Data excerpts

================================

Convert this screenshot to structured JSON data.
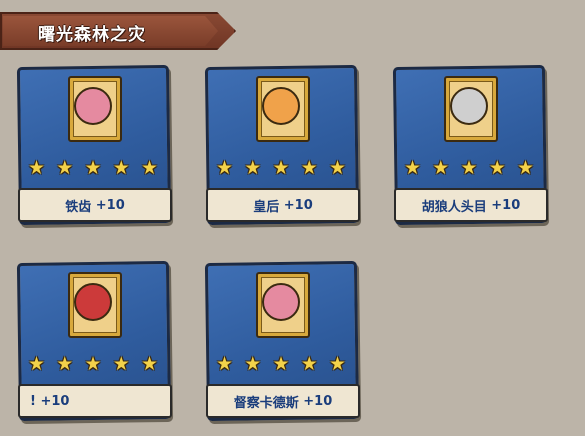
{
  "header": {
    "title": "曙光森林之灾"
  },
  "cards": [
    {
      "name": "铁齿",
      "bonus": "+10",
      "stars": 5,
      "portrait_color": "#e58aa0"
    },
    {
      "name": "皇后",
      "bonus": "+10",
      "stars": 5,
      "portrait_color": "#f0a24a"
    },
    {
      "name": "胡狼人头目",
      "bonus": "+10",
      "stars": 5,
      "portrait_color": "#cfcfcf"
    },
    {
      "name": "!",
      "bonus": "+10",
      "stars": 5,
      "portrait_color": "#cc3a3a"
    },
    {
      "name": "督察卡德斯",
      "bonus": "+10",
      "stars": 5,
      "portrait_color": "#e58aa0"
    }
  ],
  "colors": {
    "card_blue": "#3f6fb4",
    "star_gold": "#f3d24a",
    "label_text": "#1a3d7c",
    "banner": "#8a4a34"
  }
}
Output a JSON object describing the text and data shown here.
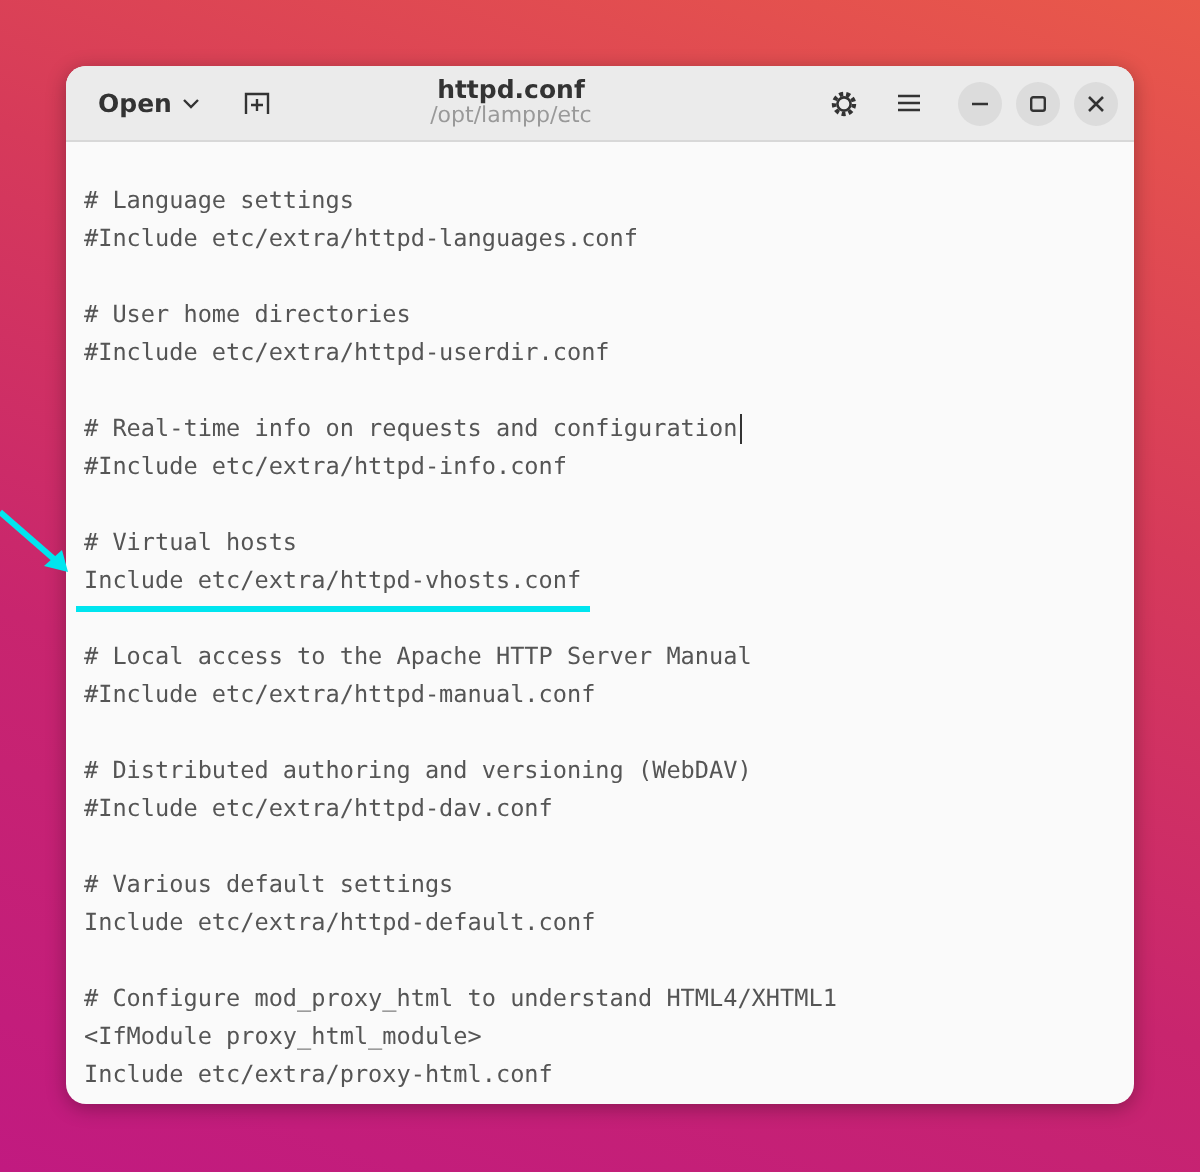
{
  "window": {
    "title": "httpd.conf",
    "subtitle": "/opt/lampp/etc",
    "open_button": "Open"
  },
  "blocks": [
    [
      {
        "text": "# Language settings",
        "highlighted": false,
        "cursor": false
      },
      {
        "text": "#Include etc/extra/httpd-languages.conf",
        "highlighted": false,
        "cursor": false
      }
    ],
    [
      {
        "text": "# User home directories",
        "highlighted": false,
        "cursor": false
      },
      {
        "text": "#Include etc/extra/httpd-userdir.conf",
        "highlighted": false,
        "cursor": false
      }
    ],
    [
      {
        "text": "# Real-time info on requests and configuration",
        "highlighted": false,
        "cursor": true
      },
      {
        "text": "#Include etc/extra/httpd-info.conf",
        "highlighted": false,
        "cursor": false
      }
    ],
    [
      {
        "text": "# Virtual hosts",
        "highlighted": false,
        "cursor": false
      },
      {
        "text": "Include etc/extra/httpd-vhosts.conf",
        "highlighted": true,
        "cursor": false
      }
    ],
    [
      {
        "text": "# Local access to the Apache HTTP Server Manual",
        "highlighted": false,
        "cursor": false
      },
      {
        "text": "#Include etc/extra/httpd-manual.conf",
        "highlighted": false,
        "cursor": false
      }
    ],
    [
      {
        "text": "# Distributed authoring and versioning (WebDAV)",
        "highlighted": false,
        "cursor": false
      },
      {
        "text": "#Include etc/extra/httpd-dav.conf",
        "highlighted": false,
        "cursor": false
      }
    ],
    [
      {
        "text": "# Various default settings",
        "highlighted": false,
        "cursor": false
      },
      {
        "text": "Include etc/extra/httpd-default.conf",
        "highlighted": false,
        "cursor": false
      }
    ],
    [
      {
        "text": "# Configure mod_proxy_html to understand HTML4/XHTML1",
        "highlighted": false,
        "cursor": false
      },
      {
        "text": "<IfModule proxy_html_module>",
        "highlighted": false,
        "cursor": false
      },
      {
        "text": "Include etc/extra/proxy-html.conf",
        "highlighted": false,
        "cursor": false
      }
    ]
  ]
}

================================

■ **TASK STATEMENT**
In the data above, how many lines contain the string "JSON"? Answer with the number only.

■ **ANSWER IN FULL**
2